*Problem*.
Return the entries below in their exact form, leaving the pictures out.

*Supplied material*.
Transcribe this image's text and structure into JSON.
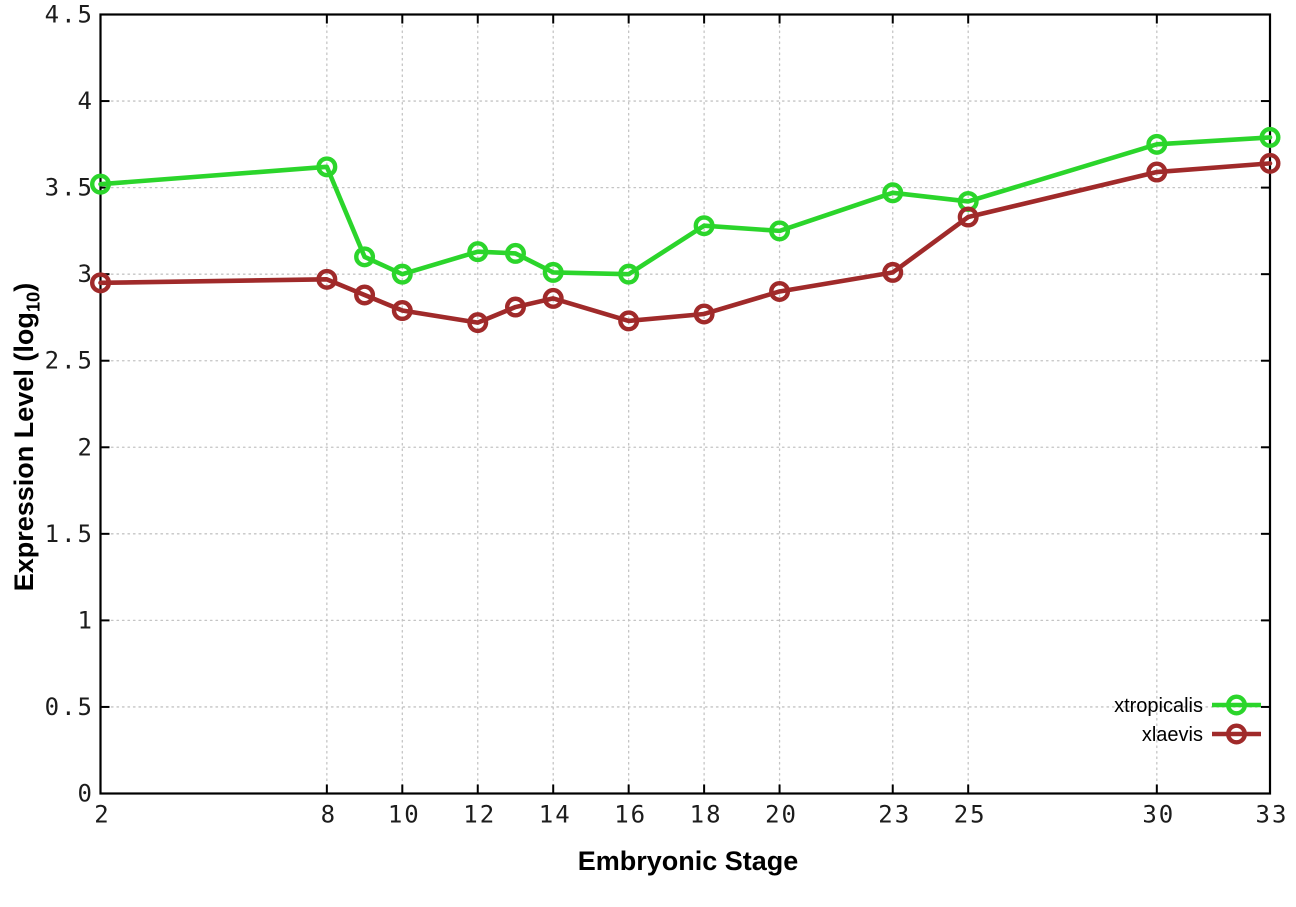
{
  "chart_data": {
    "type": "line",
    "title": "",
    "xlabel": "Embryonic Stage",
    "ylabel": {
      "prefix": "Expression Level (log",
      "sub": "10",
      "suffix": ")"
    },
    "xlim": [
      2,
      33
    ],
    "ylim": [
      0,
      4.5
    ],
    "grid": true,
    "legend_position": "inside-bottom-right",
    "x_tick_labels": [
      "2",
      "8",
      "10",
      "12",
      "14",
      "16",
      "18",
      "20",
      "23",
      "25",
      "30",
      "33"
    ],
    "y_tick_labels": [
      "0",
      "0.5",
      "1",
      "1.5",
      "2",
      "2.5",
      "3",
      "3.5",
      "4",
      "4.5"
    ],
    "x": [
      2,
      8,
      9,
      10,
      12,
      13,
      14,
      16,
      18,
      20,
      23,
      25,
      30,
      33
    ],
    "series": [
      {
        "name": "xtropicalis",
        "color": "#2bd52b",
        "marker": "open-circle",
        "values": [
          3.52,
          3.62,
          3.1,
          3.0,
          3.13,
          3.12,
          3.01,
          3.0,
          3.28,
          3.25,
          3.47,
          3.42,
          3.75,
          3.79
        ]
      },
      {
        "name": "xlaevis",
        "color": "#a02a2a",
        "marker": "open-circle",
        "values": [
          2.95,
          2.97,
          2.88,
          2.79,
          2.72,
          2.81,
          2.86,
          2.73,
          2.77,
          2.9,
          3.01,
          3.33,
          3.59,
          3.64
        ]
      }
    ],
    "colors": {
      "grid": "#c4c4c4",
      "border": "#000000",
      "tick_text": "#1c1c1c"
    }
  }
}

*Worked solution*.
Transcribe this image's text and structure into JSON.
{
  "chart_data": {
    "type": "line",
    "title": "",
    "xlabel": "Embryonic Stage",
    "ylabel": {
      "prefix": "Expression Level (log",
      "sub": "10",
      "suffix": ")"
    },
    "xlim": [
      2,
      33
    ],
    "ylim": [
      0,
      4.5
    ],
    "grid": true,
    "legend_position": "inside-bottom-right",
    "x_tick_labels": [
      "2",
      "8",
      "10",
      "12",
      "14",
      "16",
      "18",
      "20",
      "23",
      "25",
      "30",
      "33"
    ],
    "y_tick_labels": [
      "0",
      "0.5",
      "1",
      "1.5",
      "2",
      "2.5",
      "3",
      "3.5",
      "4",
      "4.5"
    ],
    "x": [
      2,
      8,
      9,
      10,
      12,
      13,
      14,
      16,
      18,
      20,
      23,
      25,
      30,
      33
    ],
    "series": [
      {
        "name": "xtropicalis",
        "color": "#2bd52b",
        "marker": "open-circle",
        "values": [
          3.52,
          3.62,
          3.1,
          3.0,
          3.13,
          3.12,
          3.01,
          3.0,
          3.28,
          3.25,
          3.47,
          3.42,
          3.75,
          3.79
        ]
      },
      {
        "name": "xlaevis",
        "color": "#a02a2a",
        "marker": "open-circle",
        "values": [
          2.95,
          2.97,
          2.88,
          2.79,
          2.72,
          2.81,
          2.86,
          2.73,
          2.77,
          2.9,
          3.01,
          3.33,
          3.59,
          3.64
        ]
      }
    ],
    "colors": {
      "grid": "#c4c4c4",
      "border": "#000000",
      "tick_text": "#1c1c1c"
    }
  }
}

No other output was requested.